■ THE TASK ■
Restate each entry word for word, leaving nothing out.

=======

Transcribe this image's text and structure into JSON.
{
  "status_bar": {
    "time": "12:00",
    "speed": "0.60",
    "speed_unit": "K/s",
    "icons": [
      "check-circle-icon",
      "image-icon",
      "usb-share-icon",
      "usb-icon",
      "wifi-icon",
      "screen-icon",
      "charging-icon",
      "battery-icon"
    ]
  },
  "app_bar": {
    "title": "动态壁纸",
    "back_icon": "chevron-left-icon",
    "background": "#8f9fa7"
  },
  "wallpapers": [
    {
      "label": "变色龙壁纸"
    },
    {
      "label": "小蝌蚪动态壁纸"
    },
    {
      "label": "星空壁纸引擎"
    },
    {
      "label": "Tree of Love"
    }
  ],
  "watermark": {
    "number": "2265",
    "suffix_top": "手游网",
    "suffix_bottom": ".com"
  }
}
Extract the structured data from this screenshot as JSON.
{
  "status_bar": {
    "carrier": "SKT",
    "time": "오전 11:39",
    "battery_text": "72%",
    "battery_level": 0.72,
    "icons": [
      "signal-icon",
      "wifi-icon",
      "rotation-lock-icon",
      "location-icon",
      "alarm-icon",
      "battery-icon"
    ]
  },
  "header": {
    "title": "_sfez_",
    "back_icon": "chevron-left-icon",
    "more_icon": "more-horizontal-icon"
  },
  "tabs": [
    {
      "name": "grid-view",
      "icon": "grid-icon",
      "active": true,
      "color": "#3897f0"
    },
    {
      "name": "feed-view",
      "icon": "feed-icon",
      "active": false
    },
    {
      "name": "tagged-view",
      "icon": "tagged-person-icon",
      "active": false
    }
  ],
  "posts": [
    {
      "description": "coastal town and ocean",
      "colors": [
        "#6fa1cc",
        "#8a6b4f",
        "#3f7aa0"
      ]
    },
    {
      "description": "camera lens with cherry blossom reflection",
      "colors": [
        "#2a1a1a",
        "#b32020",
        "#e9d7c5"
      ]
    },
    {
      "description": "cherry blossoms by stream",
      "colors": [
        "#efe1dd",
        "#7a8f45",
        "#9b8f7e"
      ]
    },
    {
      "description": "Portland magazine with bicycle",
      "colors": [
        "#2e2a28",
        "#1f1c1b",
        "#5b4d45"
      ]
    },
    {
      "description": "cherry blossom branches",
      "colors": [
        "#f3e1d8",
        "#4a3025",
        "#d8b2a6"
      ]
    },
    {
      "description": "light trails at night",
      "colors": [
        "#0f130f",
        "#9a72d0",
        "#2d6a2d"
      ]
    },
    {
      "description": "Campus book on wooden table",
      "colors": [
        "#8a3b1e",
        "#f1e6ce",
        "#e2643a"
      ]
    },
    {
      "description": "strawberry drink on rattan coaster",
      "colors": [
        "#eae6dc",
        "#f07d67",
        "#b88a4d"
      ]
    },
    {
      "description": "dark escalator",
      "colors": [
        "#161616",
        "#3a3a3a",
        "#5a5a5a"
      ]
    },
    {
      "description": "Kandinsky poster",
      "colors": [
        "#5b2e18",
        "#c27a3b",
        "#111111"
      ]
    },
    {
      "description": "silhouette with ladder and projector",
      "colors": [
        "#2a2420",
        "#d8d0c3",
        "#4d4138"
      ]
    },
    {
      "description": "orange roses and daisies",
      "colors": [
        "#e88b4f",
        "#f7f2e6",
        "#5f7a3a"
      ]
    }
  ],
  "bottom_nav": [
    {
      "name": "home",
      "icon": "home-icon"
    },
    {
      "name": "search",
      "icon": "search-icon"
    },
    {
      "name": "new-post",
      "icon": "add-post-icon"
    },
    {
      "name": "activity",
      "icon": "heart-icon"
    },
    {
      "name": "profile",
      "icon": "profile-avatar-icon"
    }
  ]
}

=======

■ FINISHED TASK ■
Transcribe this image's text and structure into JSON.
{
  "status_bar": {
    "time": "12:00",
    "speed": "0.60",
    "speed_unit": "K/s",
    "icons": [
      "check-circle-icon",
      "image-icon",
      "usb-share-icon",
      "usb-icon",
      "wifi-icon",
      "screen-icon",
      "charging-icon",
      "battery-icon"
    ]
  },
  "app_bar": {
    "title": "动态壁纸",
    "back_icon": "chevron-left-icon",
    "background": "#8f9fa7"
  },
  "wallpapers": [
    {
      "label": "变色龙壁纸"
    },
    {
      "label": "小蝌蚪动态壁纸"
    },
    {
      "label": "星空壁纸引擎"
    },
    {
      "label": "Tree of Love"
    }
  ],
  "watermark": {
    "number": "2265",
    "suffix_top": "手游网",
    "suffix_bottom": ".com"
  }
}
Extract the structured data from this screenshot as JSON.
{
  "status_bar": {
    "carrier": "SKT",
    "time": "오전 11:39",
    "battery_text": "72%",
    "battery_level": 0.72,
    "icons": [
      "signal-icon",
      "wifi-icon",
      "rotation-lock-icon",
      "location-icon",
      "alarm-icon",
      "battery-icon"
    ]
  },
  "header": {
    "title": "_sfez_",
    "back_icon": "chevron-left-icon",
    "more_icon": "more-horizontal-icon"
  },
  "tabs": [
    {
      "name": "grid-view",
      "icon": "grid-icon",
      "active": true,
      "color": "#3897f0"
    },
    {
      "name": "feed-view",
      "icon": "feed-icon",
      "active": false
    },
    {
      "name": "tagged-view",
      "icon": "tagged-person-icon",
      "active": false
    }
  ],
  "posts": [
    {
      "description": "coastal town and ocean",
      "colors": [
        "#6fa1cc",
        "#8a6b4f",
        "#3f7aa0"
      ]
    },
    {
      "description": "camera lens with cherry blossom reflection",
      "colors": [
        "#2a1a1a",
        "#b32020",
        "#e9d7c5"
      ]
    },
    {
      "description": "cherry blossoms by stream",
      "colors": [
        "#efe1dd",
        "#7a8f45",
        "#9b8f7e"
      ]
    },
    {
      "description": "Portland magazine with bicycle",
      "colors": [
        "#2e2a28",
        "#1f1c1b",
        "#5b4d45"
      ]
    },
    {
      "description": "cherry blossom branches",
      "colors": [
        "#f3e1d8",
        "#4a3025",
        "#d8b2a6"
      ]
    },
    {
      "description": "light trails at night",
      "colors": [
        "#0f130f",
        "#9a72d0",
        "#2d6a2d"
      ]
    },
    {
      "description": "Campus book on wooden table",
      "colors": [
        "#8a3b1e",
        "#f1e6ce",
        "#e2643a"
      ]
    },
    {
      "description": "strawberry drink on rattan coaster",
      "colors": [
        "#eae6dc",
        "#f07d67",
        "#b88a4d"
      ]
    },
    {
      "description": "dark escalator",
      "colors": [
        "#161616",
        "#3a3a3a",
        "#5a5a5a"
      ]
    },
    {
      "description": "Kandinsky poster",
      "colors": [
        "#5b2e18",
        "#c27a3b",
        "#111111"
      ]
    },
    {
      "description": "silhouette with ladder and projector",
      "colors": [
        "#2a2420",
        "#d8d0c3",
        "#4d4138"
      ]
    },
    {
      "description": "orange roses and daisies",
      "colors": [
        "#e88b4f",
        "#f7f2e6",
        "#5f7a3a"
      ]
    }
  ],
  "bottom_nav": [
    {
      "name": "home",
      "icon": "home-icon"
    },
    {
      "name": "search",
      "icon": "search-icon"
    },
    {
      "name": "new-post",
      "icon": "add-post-icon"
    },
    {
      "name": "activity",
      "icon": "heart-icon"
    },
    {
      "name": "profile",
      "icon": "profile-avatar-icon"
    }
  ]
}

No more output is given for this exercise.